▶ [Stated task]
Copy out each line below that has the word "XArp" in it.

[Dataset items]
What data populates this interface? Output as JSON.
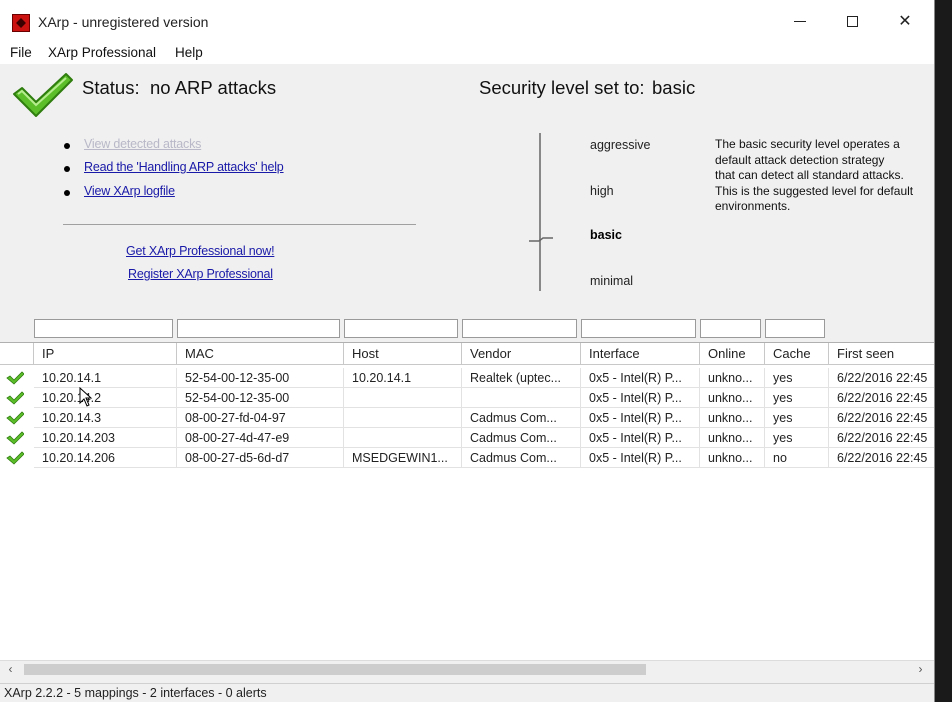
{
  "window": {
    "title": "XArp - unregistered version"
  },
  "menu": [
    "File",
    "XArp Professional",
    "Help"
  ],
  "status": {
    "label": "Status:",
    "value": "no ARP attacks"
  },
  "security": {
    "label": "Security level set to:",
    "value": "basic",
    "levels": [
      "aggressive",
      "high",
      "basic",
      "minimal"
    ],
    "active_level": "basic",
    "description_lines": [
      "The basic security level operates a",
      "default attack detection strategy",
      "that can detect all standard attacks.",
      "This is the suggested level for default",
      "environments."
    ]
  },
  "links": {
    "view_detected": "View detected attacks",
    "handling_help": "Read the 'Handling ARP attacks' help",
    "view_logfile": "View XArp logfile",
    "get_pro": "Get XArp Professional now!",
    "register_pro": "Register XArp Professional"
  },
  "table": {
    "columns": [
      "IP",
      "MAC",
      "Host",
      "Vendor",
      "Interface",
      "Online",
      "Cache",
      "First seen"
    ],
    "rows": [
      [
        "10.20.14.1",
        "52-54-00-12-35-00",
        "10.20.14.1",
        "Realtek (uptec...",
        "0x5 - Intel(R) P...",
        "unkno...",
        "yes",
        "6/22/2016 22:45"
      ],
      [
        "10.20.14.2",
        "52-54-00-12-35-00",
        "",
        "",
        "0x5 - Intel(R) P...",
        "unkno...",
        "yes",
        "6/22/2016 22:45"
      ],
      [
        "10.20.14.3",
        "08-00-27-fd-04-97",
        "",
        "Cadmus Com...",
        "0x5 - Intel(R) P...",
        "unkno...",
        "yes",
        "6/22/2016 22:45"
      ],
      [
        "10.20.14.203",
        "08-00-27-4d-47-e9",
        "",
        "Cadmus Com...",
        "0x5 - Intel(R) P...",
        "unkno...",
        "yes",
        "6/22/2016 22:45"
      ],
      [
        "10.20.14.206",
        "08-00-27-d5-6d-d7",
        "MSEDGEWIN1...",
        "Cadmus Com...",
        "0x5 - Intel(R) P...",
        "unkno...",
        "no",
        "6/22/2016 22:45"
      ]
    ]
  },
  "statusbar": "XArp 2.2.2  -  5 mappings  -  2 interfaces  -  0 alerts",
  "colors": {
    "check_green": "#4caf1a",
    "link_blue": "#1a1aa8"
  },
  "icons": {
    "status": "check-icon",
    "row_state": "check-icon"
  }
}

▶ [Result]
    "title": "XArp - unregistered version"
    "XArp Professional",
    "view_logfile": "View XArp logfile",
    "get_pro": "Get XArp Professional now!",
    "register_pro": "Register XArp Professional"
  "statusbar": "XArp 2.2.2  -  5 mappings  -  2 interfaces  -  0 alerts",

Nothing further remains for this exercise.